* Exercise brief:
Please give the entries again in full and exactly, without any picture.

* Listed entries:

::::

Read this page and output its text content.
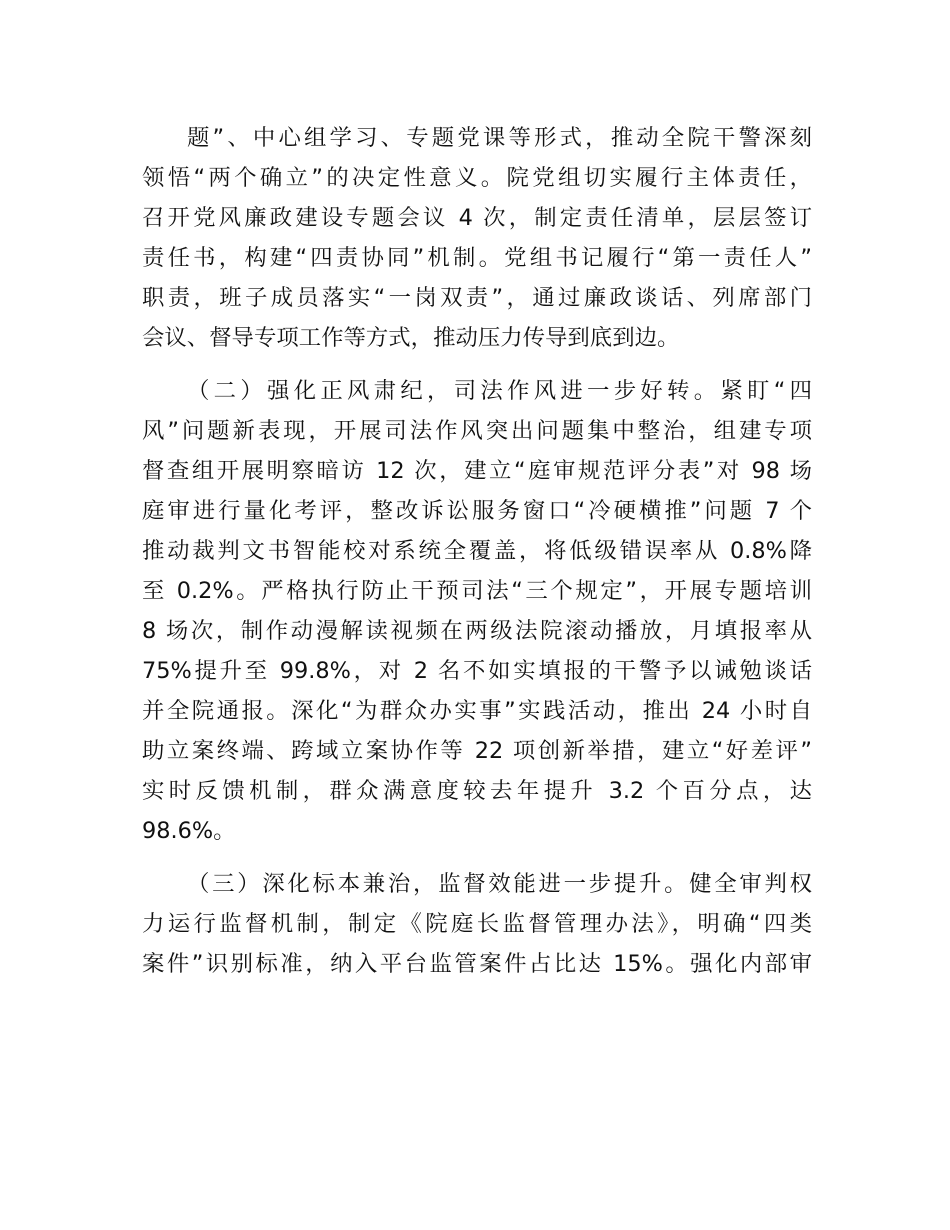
题”、中心组学习、专题党课等形式，推动全院干警深刻
领悟“两个确立”的决定性意义。院党组切实履行主体责任，
召开党风廉政建设专题会议 4 次，制定责任清单，层层签订
责任书，构建“四责协同”机制。党组书记履行“第一责任人”
职责，班子成员落实“一岗双责”，通过廉政谈话、列席部门
会议、督导专项工作等方式，推动压力传导到底到边。
（二）强化正风肃纪，司法作风进一步好转。紧盯“四
风”问题新表现，开展司法作风突出问题集中整治，组建专项
督查组开展明察暗访 12 次，建立“庭审规范评分表”对 98 场
庭审进行量化考评，整改诉讼服务窗口“冷硬横推”问题 7 个
推动裁判文书智能校对系统全覆盖，将低级错误率从 0.8%降
至 0.2%。严格执行防止干预司法“三个规定”，开展专题培训
8 场次，制作动漫解读视频在两级法院滚动播放，月填报率从
75%提升至 99.8%，对 2 名不如实填报的干警予以诫勉谈话
并全院通报。深化“为群众办实事”实践活动，推出 24 小时自
助立案终端、跨域立案协作等 22 项创新举措，建立“好差评”
实时反馈机制，群众满意度较去年提升 3.2 个百分点，达
98.6%。
（三）深化标本兼治，监督效能进一步提升。健全审判权
力运行监督机制，制定《院庭长监督管理办法》，明确“四类
案件”识别标准，纳入平台监管案件占比达 15%。强化内部审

::::

* Completed task:
Read this page and output its text content.
题”、中心组学习、专题党课等形式，推动全院干警深刻
领悟“两个确立”的决定性意义。院党组切实履行主体责任，
召开党风廉政建设专题会议 4 次，制定责任清单，层层签订
责任书，构建“四责协同”机制。党组书记履行“第一责任人”
职责，班子成员落实“一岗双责”，通过廉政谈话、列席部门
会议、督导专项工作等方式，推动压力传导到底到边。
（二）强化正风肃纪，司法作风进一步好转。紧盯“四
风”问题新表现，开展司法作风突出问题集中整治，组建专项
督查组开展明察暗访 12 次，建立“庭审规范评分表”对 98 场
庭审进行量化考评，整改诉讼服务窗口“冷硬横推”问题 7 个
推动裁判文书智能校对系统全覆盖，将低级错误率从 0.8%降
至 0.2%。严格执行防止干预司法“三个规定”，开展专题培训
8 场次，制作动漫解读视频在两级法院滚动播放，月填报率从
75%提升至 99.8%，对 2 名不如实填报的干警予以诫勉谈话
并全院通报。深化“为群众办实事”实践活动，推出 24 小时自
助立案终端、跨域立案协作等 22 项创新举措，建立“好差评”
实时反馈机制，群众满意度较去年提升 3.2 个百分点，达
98.6%。
（三）深化标本兼治，监督效能进一步提升。健全审判权
力运行监督机制，制定《院庭长监督管理办法》，明确“四类
案件”识别标准，纳入平台监管案件占比达 15%。强化内部审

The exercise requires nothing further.